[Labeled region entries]
..........

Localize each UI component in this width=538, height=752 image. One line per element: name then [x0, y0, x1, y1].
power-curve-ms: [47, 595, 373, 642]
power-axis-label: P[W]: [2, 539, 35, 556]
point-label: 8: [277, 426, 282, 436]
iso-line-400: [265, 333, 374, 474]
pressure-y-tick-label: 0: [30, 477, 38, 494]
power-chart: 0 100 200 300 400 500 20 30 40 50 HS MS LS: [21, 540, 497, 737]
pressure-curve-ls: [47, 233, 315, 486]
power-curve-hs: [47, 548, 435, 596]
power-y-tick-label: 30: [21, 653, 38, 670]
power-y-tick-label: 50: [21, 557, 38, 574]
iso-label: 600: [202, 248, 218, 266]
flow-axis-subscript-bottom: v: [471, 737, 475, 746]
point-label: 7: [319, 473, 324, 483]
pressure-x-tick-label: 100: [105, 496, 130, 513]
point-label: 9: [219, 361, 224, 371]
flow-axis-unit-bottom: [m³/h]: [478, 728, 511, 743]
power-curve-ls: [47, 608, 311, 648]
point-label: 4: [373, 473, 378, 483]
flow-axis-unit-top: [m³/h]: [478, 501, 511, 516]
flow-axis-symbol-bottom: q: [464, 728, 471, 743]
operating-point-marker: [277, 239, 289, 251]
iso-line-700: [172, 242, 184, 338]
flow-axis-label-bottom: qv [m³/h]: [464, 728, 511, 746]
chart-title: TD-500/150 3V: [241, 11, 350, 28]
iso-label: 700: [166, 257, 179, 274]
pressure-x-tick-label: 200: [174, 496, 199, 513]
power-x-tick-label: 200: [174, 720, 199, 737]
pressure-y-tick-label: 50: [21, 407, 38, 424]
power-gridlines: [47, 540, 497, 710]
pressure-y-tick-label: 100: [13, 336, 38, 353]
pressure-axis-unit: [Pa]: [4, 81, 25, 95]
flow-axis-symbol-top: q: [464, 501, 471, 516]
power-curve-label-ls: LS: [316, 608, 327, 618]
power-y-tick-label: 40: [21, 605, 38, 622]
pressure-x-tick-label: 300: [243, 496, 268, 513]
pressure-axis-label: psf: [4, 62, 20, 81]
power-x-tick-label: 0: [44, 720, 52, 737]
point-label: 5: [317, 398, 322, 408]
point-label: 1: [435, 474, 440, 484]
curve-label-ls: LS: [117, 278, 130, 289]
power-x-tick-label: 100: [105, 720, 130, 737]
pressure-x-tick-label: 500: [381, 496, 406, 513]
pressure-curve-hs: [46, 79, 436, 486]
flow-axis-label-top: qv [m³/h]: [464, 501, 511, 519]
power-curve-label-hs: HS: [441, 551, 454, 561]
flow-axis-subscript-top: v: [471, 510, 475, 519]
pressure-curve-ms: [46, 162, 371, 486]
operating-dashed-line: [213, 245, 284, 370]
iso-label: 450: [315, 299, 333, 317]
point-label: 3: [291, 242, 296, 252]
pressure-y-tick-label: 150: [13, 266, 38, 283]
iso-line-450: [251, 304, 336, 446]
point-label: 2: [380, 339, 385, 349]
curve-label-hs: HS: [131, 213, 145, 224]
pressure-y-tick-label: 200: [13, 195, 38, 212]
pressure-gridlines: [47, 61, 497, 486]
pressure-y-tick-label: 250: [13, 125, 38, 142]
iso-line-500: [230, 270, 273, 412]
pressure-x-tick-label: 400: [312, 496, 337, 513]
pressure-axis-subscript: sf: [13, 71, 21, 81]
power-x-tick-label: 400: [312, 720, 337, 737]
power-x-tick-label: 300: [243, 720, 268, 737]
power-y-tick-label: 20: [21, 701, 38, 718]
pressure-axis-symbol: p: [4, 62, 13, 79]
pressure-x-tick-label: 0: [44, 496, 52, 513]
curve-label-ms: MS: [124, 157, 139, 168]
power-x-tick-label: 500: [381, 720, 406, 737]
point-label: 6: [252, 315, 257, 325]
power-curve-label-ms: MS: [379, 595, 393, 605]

..........

== TO BE DONE ==
Reproduce the whole listing, substituting "point-number" for "point-label" wherever it occurs and leaving every other line and value unchanged.

== WRITTEN RESPONSE ==
Localize each UI component in this width=538, height=752 image. One line per element: name then [x0, y0, x1, y1].
power-curve-ms: [47, 595, 373, 642]
power-axis-label: P[W]: [2, 539, 35, 556]
point-number: 8: [277, 426, 282, 436]
iso-line-400: [265, 333, 374, 474]
pressure-y-tick-label: 0: [30, 477, 38, 494]
power-chart: 0 100 200 300 400 500 20 30 40 50 HS MS LS: [21, 540, 497, 737]
pressure-curve-ls: [47, 233, 315, 486]
power-curve-hs: [47, 548, 435, 596]
power-y-tick-label: 30: [21, 653, 38, 670]
power-y-tick-label: 50: [21, 557, 38, 574]
iso-label: 600: [202, 248, 218, 266]
flow-axis-subscript-bottom: v: [471, 737, 475, 746]
point-number: 7: [319, 473, 324, 483]
pressure-x-tick-label: 100: [105, 496, 130, 513]
point-number: 9: [219, 361, 224, 371]
flow-axis-unit-bottom: [m³/h]: [478, 728, 511, 743]
power-curve-ls: [47, 608, 311, 648]
point-number: 4: [373, 473, 378, 483]
flow-axis-unit-top: [m³/h]: [478, 501, 511, 516]
flow-axis-symbol-bottom: q: [464, 728, 471, 743]
operating-point-marker: [277, 239, 289, 251]
iso-line-700: [172, 242, 184, 338]
flow-axis-label-bottom: qv [m³/h]: [464, 728, 511, 746]
chart-title: TD-500/150 3V: [241, 11, 350, 28]
iso-label: 700: [166, 257, 179, 274]
pressure-x-tick-label: 200: [174, 496, 199, 513]
power-x-tick-label: 200: [174, 720, 199, 737]
pressure-y-tick-label: 50: [21, 407, 38, 424]
power-gridlines: [47, 540, 497, 710]
pressure-y-tick-label: 100: [13, 336, 38, 353]
pressure-axis-unit: [Pa]: [4, 81, 25, 95]
flow-axis-symbol-top: q: [464, 501, 471, 516]
power-curve-label-ls: LS: [316, 608, 327, 618]
power-y-tick-label: 40: [21, 605, 38, 622]
pressure-x-tick-label: 300: [243, 496, 268, 513]
pressure-axis-label: psf: [4, 62, 20, 81]
power-x-tick-label: 0: [44, 720, 52, 737]
point-number: 5: [317, 398, 322, 408]
point-number: 1: [435, 474, 440, 484]
curve-label-ls: LS: [117, 278, 130, 289]
power-x-tick-label: 100: [105, 720, 130, 737]
pressure-x-tick-label: 500: [381, 496, 406, 513]
pressure-curve-hs: [46, 79, 436, 486]
flow-axis-label-top: qv [m³/h]: [464, 501, 511, 519]
power-curve-label-hs: HS: [441, 551, 454, 561]
flow-axis-subscript-top: v: [471, 510, 475, 519]
pressure-curve-ms: [46, 162, 371, 486]
operating-dashed-line: [213, 245, 284, 370]
iso-label: 450: [315, 299, 333, 317]
point-number: 3: [291, 242, 296, 252]
pressure-y-tick-label: 150: [13, 266, 38, 283]
iso-line-450: [251, 304, 336, 446]
point-number: 2: [380, 339, 385, 349]
curve-label-hs: HS: [131, 213, 145, 224]
pressure-y-tick-label: 200: [13, 195, 38, 212]
pressure-gridlines: [47, 61, 497, 486]
pressure-y-tick-label: 250: [13, 125, 38, 142]
iso-line-500: [230, 270, 273, 412]
pressure-x-tick-label: 400: [312, 496, 337, 513]
pressure-axis-subscript: sf: [13, 71, 21, 81]
power-x-tick-label: 400: [312, 720, 337, 737]
power-x-tick-label: 300: [243, 720, 268, 737]
power-y-tick-label: 20: [21, 701, 38, 718]
pressure-axis-symbol: p: [4, 62, 13, 79]
pressure-x-tick-label: 0: [44, 496, 52, 513]
curve-label-ms: MS: [124, 157, 139, 168]
power-x-tick-label: 500: [381, 720, 406, 737]
point-number: 6: [252, 315, 257, 325]
power-curve-label-ms: MS: [379, 595, 393, 605]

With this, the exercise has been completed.